Provided entries:
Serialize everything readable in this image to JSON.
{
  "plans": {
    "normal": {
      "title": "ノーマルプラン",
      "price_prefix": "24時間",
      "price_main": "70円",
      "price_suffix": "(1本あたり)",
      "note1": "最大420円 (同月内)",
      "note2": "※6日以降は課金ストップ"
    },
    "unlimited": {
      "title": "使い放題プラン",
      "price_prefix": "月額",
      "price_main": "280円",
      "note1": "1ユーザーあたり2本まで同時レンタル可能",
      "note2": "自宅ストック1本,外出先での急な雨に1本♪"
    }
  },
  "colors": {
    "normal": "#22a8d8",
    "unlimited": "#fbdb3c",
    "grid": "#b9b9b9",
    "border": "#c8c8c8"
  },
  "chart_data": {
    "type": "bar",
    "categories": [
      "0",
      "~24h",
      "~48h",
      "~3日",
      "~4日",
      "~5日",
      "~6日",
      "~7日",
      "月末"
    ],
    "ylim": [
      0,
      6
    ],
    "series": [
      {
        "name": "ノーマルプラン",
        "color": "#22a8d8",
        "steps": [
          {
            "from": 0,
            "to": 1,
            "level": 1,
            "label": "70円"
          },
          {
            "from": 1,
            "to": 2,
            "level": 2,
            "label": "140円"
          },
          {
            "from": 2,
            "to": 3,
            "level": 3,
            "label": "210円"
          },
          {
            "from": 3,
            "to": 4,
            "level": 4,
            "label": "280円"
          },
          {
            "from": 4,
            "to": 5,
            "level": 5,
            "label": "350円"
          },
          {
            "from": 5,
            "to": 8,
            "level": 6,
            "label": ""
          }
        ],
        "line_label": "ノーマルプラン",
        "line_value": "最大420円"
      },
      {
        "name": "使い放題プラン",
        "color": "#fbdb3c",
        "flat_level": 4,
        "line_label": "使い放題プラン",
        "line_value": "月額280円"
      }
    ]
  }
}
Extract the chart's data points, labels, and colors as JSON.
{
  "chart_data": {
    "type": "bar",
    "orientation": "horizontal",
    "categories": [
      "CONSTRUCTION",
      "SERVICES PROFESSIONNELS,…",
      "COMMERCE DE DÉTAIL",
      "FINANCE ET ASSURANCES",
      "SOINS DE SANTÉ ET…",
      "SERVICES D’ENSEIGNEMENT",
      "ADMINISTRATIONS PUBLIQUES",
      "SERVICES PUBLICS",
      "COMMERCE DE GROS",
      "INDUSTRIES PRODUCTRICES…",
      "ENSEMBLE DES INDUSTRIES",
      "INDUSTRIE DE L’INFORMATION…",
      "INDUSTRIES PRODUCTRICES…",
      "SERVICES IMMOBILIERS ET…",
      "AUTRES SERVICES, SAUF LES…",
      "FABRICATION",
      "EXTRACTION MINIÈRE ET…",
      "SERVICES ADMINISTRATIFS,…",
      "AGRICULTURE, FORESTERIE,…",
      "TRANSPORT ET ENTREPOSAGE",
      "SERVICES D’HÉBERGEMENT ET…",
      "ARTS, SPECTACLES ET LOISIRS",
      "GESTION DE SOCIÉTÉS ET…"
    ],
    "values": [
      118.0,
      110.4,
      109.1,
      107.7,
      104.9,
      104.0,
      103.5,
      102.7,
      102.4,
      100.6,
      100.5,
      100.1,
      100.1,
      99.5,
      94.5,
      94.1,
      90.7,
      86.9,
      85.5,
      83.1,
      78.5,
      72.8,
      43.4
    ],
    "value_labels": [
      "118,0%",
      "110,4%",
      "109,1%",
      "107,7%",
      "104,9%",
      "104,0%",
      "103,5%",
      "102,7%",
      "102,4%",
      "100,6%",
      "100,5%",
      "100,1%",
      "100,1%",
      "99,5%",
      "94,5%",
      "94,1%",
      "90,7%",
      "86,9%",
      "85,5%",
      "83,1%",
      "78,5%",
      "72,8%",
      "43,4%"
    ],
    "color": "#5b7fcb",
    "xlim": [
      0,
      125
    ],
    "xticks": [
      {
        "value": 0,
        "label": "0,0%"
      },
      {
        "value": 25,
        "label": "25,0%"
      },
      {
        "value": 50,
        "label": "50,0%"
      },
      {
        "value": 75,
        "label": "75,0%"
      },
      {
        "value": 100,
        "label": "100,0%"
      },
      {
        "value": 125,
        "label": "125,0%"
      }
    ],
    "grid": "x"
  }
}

The task:
In the entries above, find every line with the word "ノーマルプラン" and list it.

Complete answer:
      "title": "ノーマルプラン",
        "name": "ノーマルプラン",
        "line_label": "ノーマルプラン",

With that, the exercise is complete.